= Excerpt provided =
━━━━
Eighty-six percent of respondents said rising operating expenses were the most pressing worry facing their organization. That’s up from three months earlier, in NIC’s Wave 41 survey, when 80% of responding organizations said rising operating expenses were their biggest concern.
NIC conducted its Wave 44 survey from July 25 to August 21. Owners and executives of 55 small, medium, and large skilled nursing and senior housing operators took part.
Health Dimensions Group CEO Erin Shvetzoff Hennessey said Thursday that skilled nursing operators are especially hurt by inflationary pressures. Particularly with staples such as food, supplies and energy.
“In a low-margin business, even small increases make an impact and, given these things are operational necessities, it is not an easy area to impact in expense control,” Hennessey explained.
“While seniors housing has flexibility in rate changes, with many having made significant increases several times in the last year, skilled nursing waits a long time for rate increases,” she told McKnight’s Long-Term Care News. “By the time skilled nursing operators see increases, the expenses have been incurred, in prior years.”
Staffing still rough, but improving?
Despite losing the ignominious biggest worry berth, staffing obstacles remain formidable, NIC respondents indicated. Since July 2021, between 96% and 100% of operators responding to NIC’s Executive Survey Insights have reported staff shortages. In Thursday’s release, attracting community and caregiving staff and turnover tied for the second-highest concern (80%).
However, nearly three-quarters of Wave 44 respondents said they were optimistic that staffing improvements are looming. Some 37% anticipate their reliance on agency or temporary staff will decrease.
About 1 in 7 (14%) predicted staffing challenges to improve in the second half of 2022, while the most popular forecasts were for improvements in the first half of 2023 (47%), and the second half of 2023 (16%).
Inflation’s biggest LTC victims
Earlier this summer, the 2022 McKnight’s Mood of the Market Survey found that nursing and other labor costs topped the list of expenses hardest hit by inflation over the last year. Food/dining services, PPE and infection control followed.
━━━━
= Data to examine =

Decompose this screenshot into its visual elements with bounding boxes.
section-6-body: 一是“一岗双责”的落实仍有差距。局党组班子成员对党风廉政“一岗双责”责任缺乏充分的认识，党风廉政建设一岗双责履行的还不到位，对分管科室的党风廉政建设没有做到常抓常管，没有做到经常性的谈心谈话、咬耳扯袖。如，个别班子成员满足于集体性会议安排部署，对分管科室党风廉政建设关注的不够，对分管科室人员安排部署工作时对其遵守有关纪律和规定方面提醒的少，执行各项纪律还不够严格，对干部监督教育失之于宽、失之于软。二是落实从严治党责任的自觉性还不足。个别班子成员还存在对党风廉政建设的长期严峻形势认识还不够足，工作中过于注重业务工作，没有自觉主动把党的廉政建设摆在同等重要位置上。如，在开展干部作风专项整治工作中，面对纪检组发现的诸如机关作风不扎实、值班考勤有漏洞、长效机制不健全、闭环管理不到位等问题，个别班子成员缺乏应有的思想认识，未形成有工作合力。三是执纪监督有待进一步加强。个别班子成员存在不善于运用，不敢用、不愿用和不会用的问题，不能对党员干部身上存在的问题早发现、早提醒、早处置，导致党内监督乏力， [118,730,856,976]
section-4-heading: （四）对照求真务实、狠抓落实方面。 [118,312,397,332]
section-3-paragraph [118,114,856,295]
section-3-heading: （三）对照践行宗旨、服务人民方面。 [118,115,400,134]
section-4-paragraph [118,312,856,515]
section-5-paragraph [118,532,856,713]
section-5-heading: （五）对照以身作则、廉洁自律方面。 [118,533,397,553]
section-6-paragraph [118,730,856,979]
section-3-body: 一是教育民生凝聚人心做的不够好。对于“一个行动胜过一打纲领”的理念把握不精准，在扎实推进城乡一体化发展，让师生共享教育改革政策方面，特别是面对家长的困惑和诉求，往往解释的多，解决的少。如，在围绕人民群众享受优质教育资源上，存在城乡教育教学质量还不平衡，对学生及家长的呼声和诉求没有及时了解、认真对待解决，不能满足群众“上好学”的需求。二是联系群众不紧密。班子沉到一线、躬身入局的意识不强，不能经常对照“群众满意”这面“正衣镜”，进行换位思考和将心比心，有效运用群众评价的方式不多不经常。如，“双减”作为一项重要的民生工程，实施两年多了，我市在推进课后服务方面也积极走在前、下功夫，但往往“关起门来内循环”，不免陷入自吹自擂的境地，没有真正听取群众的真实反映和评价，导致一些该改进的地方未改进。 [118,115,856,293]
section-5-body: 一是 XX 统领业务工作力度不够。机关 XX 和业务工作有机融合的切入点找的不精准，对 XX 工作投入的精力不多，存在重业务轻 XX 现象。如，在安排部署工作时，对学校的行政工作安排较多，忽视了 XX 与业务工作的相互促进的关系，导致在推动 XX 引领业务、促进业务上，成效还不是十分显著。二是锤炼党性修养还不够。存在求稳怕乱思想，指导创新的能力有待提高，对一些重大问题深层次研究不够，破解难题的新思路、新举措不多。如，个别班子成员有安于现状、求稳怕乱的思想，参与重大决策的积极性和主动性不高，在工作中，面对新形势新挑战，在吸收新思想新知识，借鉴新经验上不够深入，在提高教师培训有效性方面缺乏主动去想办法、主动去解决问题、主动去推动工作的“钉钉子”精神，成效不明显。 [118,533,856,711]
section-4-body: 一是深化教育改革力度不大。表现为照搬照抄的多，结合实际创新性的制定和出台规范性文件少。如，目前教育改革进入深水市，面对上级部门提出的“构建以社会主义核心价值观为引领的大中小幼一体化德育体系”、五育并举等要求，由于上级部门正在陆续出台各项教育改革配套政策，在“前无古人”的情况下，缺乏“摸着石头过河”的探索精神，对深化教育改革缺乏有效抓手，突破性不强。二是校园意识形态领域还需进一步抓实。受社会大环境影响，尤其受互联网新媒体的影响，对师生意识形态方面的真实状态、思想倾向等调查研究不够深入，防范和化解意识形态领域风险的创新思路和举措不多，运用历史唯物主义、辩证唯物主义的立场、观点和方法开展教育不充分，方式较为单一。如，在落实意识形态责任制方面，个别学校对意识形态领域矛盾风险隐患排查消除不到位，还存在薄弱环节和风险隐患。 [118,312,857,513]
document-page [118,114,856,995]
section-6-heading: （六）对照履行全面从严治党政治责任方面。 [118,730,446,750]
━━━━
= Problem requirements =
Pick up the news article on NIC's Wave 44 survey of skilled nursing and senior housing operators and keep writing it, starting after its final sentence.

= Result of the task =
Registered nurses reported a wage jump of 11.1%, according to the 45th annual HCS Nursing Home Salary & Benefits Report issued in late July.
Thirty-six percent of Mood of the Market respondents said inflation had hit construction costs the most. The number was over 40% among administrator respondents. Just under 50% of respondents said they’d delayed a building or capital improvement project, and that number was more than 53% among administrators.
Lisa McCracken, director of senior living research with Ziegler, told McKnight’s Long Term Care News that the rise of inflationary concern is not surprising, considering the increases come from not only wages but supply costs.
“Many operators are wrestling with how to effectively cover the rising costs,” she said. “You can aim for expense reduction, but you can only go so far before you start to compromise the quality of housing and services. You can pass along to the residents, but you can only go so far with that as well.
“The remedy is a multi-pronged approach. It is a bit of a moving target in recent months, so operators need to be vigilant with expense management and nimble in their strategies to respond.”
As for cost-cutting measures addressed in the Mood of the Market, nurse leaders cited restricted admissions at about the same rate as administrators. Twenty-nine percent in each job category said they had discontinued services such as recreation activities, trips or entertainment.